• [Consigne]:
Rédigez la suite de la méditation sur la résurrection du Christ reproduite ci-dessous, en reprenant juste après sa dernière phrase.

La rencontre de Jésus ressuscité avec sa très sainte Mère. Regina coeli, laetare ! Alléluia ! |
Du vénérable abbé
Henri Marie Boudon, « Dieu et moi »
Première
considération :
Je contemplerai le
Sauveur dans la pompe de sa résurrection et les belles qualités dont il est
paré, la clarté dont son corps brille de toutes part, l’impassibilité dont il
jouit, la subtilité qui lui donne lieu de sortir du tombeau sans y faire brèche,
l’agilité qui dans un moment le porte d’un lieu à un autre ; et ensuite je méditerai
quelle fut la gloire des anges qui, ayant été en deuil pendant la passion de
leur souverain, furent en fête en ce beau jour de sa résurrection.
De la joie des
anges je passerai à la joie de la sainte Vierge visitée par son Fils
glorieux : je me figurerai d’entendre ce qui se passa en cette charmante
conversation, de même je prendrai plaisir de me représenter l’agréable
saisissement de sainte Madeleine et de ses compagnes, et celui des apôtres dans
les apparitions dont il les honora ; j’entrerai dans leurs sentiments.
Affections :
Adorable Jésus, qu’il
est bien que vous soyez ainsi revêtu de gloire et d’éclat ! Que de plaisir
je reçois de vous voir triomphant de la mort et de l’enfer dépouillé !
Quelle fête pour mon cœur en cette vue et cette conjoncture où vous commencez d’être
traité en Dieu.
Justice de mon
Dieu, j’avais peine de vous aimer en considérant le mauvais état où vous aviez
réduit mon Sauveur en sa Passion, mais je vous pardonne aujourd’hui en
contemplant sa gloire.
Vierge sainte,
comment n’en mourûtes-vous pas de joie ? Faut-il dire avec un de vos
dévots que, comme ce fut un miracle que tous ne mourûtes pas de tristesse au
jour de sa mort, c’en fut un autre que vous ne mourûtes pas de joie au jour de
sa résurrection !

• [Jeu de données]:
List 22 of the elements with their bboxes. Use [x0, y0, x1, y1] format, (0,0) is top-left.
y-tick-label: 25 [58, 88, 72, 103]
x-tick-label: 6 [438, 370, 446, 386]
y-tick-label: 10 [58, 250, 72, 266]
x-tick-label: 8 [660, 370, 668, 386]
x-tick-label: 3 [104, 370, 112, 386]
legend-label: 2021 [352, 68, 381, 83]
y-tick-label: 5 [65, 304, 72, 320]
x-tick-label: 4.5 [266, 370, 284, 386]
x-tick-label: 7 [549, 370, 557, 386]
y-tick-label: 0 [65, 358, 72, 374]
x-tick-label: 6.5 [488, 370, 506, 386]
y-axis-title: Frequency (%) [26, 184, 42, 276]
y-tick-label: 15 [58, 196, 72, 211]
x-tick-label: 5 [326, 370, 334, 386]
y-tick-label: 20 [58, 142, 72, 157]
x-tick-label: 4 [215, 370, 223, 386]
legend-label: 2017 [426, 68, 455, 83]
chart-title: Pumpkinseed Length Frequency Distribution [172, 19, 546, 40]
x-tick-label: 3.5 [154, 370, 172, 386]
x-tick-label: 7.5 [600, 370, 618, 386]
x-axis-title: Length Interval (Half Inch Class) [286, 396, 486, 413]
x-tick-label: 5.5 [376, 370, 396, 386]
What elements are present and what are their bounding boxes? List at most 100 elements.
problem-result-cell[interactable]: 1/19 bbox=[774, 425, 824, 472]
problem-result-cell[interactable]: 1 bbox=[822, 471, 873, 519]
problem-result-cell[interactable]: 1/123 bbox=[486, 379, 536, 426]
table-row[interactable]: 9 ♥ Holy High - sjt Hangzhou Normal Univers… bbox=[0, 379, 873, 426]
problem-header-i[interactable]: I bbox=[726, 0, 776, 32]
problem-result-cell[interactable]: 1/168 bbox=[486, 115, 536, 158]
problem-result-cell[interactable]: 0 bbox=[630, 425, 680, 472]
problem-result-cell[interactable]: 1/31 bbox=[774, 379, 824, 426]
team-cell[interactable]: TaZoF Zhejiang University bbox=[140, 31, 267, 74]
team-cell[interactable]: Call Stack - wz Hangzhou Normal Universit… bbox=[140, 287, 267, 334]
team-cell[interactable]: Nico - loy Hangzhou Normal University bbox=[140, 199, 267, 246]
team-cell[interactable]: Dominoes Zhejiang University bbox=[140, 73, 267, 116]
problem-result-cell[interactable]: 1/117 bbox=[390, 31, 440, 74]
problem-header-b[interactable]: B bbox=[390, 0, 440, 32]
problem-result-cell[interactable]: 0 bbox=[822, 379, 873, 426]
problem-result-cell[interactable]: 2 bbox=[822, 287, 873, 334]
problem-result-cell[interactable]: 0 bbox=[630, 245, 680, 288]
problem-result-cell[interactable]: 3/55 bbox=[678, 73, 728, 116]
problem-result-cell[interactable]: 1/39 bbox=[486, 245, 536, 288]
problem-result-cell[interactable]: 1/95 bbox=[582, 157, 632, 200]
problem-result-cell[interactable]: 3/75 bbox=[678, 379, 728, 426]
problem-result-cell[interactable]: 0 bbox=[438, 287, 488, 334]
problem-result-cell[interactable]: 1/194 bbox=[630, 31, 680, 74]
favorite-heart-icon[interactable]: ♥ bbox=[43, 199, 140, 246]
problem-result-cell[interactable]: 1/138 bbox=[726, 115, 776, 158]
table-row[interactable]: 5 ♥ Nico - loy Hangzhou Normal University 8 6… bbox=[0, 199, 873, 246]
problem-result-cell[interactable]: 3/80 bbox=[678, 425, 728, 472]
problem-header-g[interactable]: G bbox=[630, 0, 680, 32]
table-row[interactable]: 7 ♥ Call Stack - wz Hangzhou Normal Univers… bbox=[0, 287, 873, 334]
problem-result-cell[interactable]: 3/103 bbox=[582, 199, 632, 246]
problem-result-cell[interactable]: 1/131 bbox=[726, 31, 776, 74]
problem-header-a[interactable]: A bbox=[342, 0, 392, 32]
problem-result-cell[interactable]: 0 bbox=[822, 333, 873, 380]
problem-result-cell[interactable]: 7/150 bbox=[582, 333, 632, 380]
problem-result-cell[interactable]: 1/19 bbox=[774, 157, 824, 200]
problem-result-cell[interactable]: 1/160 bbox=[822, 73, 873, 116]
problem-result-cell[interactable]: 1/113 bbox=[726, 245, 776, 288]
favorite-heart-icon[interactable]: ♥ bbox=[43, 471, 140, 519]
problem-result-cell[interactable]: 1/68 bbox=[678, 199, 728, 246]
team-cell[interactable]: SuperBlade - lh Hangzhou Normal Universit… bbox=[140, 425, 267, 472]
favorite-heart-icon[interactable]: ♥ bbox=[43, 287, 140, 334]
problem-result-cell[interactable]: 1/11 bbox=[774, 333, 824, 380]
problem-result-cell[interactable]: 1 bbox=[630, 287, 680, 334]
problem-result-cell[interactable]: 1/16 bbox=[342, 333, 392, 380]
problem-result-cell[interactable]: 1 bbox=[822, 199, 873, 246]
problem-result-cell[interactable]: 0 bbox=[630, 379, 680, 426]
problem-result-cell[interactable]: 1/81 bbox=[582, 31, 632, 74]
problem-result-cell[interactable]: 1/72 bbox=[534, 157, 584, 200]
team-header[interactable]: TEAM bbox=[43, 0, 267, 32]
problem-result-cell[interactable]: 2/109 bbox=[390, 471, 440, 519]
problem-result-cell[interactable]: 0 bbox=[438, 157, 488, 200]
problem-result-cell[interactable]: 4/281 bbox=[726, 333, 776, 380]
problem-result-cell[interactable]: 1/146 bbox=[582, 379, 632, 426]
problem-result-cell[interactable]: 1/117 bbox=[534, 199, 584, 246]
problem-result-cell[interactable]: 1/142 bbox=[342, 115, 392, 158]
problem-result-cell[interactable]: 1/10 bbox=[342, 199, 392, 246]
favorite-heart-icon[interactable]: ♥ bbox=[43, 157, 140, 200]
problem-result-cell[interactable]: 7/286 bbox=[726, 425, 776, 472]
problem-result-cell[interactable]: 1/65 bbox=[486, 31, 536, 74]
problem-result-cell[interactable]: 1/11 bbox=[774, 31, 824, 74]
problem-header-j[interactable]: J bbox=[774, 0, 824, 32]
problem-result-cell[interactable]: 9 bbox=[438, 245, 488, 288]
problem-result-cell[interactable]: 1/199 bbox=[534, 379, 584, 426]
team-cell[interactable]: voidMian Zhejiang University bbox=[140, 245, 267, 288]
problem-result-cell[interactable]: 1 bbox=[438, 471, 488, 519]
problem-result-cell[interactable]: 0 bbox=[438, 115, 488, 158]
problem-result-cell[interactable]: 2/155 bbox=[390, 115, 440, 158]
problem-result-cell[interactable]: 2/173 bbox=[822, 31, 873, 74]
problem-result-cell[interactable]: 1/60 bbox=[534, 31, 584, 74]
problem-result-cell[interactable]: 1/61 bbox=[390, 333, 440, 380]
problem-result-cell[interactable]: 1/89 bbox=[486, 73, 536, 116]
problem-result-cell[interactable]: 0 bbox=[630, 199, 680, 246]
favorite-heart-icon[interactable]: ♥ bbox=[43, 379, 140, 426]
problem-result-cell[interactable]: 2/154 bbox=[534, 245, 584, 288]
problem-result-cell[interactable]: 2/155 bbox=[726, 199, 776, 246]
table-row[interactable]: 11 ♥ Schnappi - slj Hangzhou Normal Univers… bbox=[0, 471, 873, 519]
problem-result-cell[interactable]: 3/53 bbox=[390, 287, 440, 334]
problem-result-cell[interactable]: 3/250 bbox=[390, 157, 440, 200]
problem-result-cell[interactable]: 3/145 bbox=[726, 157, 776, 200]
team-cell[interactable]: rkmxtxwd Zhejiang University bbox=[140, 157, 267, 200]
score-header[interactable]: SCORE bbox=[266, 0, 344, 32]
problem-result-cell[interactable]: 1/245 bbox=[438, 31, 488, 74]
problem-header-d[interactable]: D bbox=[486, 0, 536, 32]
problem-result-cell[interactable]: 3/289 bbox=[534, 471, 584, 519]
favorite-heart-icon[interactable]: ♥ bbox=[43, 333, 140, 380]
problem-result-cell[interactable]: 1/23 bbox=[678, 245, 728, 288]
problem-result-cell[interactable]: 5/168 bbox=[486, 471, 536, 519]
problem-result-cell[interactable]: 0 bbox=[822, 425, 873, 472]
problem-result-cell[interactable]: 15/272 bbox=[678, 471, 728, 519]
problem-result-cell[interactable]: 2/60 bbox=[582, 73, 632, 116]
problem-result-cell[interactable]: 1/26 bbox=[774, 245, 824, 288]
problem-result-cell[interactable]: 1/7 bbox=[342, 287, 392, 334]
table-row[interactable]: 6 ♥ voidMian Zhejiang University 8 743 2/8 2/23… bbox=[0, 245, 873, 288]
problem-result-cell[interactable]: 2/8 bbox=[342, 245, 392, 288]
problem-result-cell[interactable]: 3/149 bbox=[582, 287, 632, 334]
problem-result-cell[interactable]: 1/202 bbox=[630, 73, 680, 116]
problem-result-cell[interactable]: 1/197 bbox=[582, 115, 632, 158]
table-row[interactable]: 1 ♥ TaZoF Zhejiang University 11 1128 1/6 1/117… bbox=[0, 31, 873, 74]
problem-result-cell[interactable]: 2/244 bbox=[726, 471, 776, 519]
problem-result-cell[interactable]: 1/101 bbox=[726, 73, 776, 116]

• [Réponse attendue]:
Permettez-moi s’il
vous plaît d’adorer avec vous votre Fils ressuscité, de remercier le Père
éternel de l’honneur qu’il lui a rendu, et de prendre part en vos sacrés
transports.
Seconde
considération :
L'Ascension, détails. |
Jésus ressuscité m’invite
d’entrer dans une vie nouvelle ; il ne s’arrête sur la terre que pour
obéir aux ordres de son Père, vivant au reste dans une sainte impatience de
monter au ciel, en quoi il me fait une riche instruction de m’éloigner de cœur
des choses d’ici-bas et de soupirer après les éternelles ; d’ailleurs, bien
que le Sauveur parût de temps en temps à ses disciples, c’était fort rarement
s’il mangeait avec eux, c’était avec dégoût ; m’apprendre d’être sur la
terre sans attachement, sans y prendre aucune consolation de l’usage des choses
nécessaires, d’y être avec dégoût et aversion de tout le sensuel.
Affections :
Ai-je bien pu me
plaire longtemps au lieu de mon bannissement ? Avoir attachement aux
plaisirs de la terre, il n’en fallait user que par pure nécessité, à regret.
Donnez-le moi, mon ressuscité, donnez-le moi ce saint dégagement et ce dédain
constant des créatures, autrement je ne l’aurai jamais ! Que d’affections
ont été dans un étrange égarement !
Aimons, mon pauvre
cœur, en meilleur lieu que le ciel et que le Dieu du ciel soient l’objet de tes
désirs et de tes recherches. Ne soyons plus sur la terre que de corps, vivons-y
en ressuscités, soupirons après l’empirée qui est le lieu des ressuscités et,
comme eux, ne touchions de quoi que ce soit de terrestre.
Troisième
considération :
Me voici à la
montagne des Olives d’où le Sauveur ressuscité s’élève dans les cieux. Il y est
et apôtres qui le suivaient des yeux sont avertis par deux anges de se retirer
en Jérusalem pour y attendre le Saint Esprit ; obéissant, les voilà de
corps en Jérusalem car, de cœur, d’affection, de conversation, ils sont dans le
ciel avec leur bon maître pour me dire que si je m’arrête encore sur terre ce
doit être avec l’éloignement du cœur des objets créés.
Donc plus de joie,
plus de penchent et de goût au manger, au dormir, au divertissement, à la
conversation des créatures, aux parents, aux amis ; je dois regarder le monde
avec rebut comme les âmes du ciel et, avec saint Paul, comme un pendu, un objet
d’horreur : Mihi mundus crucifixus
(Galat vi).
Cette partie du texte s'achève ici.